* Task requirements *
Give the count of lines that include the string "very". Add nothing to it.

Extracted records
──────────────────────────────

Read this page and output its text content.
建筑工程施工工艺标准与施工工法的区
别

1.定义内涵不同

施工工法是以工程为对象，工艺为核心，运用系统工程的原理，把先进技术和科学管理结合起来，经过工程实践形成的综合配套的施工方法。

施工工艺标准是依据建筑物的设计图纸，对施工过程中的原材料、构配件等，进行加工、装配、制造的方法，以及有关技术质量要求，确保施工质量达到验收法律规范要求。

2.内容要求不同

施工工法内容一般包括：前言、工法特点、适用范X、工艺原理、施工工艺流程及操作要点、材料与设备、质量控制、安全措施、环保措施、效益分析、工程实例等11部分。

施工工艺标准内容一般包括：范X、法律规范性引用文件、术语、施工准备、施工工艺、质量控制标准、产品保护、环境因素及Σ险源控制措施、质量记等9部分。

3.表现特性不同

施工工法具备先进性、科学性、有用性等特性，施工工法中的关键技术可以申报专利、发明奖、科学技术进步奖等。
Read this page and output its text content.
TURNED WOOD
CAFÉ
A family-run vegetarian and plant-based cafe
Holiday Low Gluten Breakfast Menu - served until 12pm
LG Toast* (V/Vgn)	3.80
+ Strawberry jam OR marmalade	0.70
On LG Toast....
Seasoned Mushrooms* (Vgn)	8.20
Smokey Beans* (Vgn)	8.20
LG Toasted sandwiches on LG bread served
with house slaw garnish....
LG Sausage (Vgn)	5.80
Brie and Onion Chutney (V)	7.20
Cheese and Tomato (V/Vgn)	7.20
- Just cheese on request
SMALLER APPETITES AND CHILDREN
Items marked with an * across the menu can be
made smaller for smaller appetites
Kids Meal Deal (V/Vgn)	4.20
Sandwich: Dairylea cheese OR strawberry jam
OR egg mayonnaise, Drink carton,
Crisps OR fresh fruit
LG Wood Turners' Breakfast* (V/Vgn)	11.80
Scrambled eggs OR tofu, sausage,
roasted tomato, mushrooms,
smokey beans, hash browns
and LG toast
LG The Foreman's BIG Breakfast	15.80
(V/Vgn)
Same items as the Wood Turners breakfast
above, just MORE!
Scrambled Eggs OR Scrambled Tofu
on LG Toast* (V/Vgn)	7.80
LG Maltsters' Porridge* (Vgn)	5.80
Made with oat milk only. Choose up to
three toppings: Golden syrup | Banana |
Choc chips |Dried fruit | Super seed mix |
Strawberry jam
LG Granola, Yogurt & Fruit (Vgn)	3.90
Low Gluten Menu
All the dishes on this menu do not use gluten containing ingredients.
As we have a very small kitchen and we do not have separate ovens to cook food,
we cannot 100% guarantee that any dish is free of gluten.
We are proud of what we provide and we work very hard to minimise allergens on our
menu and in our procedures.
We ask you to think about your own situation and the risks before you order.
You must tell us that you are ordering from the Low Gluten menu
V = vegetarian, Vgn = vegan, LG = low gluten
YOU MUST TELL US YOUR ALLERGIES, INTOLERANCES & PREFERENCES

──────────────────────────────

* Worked solution *
2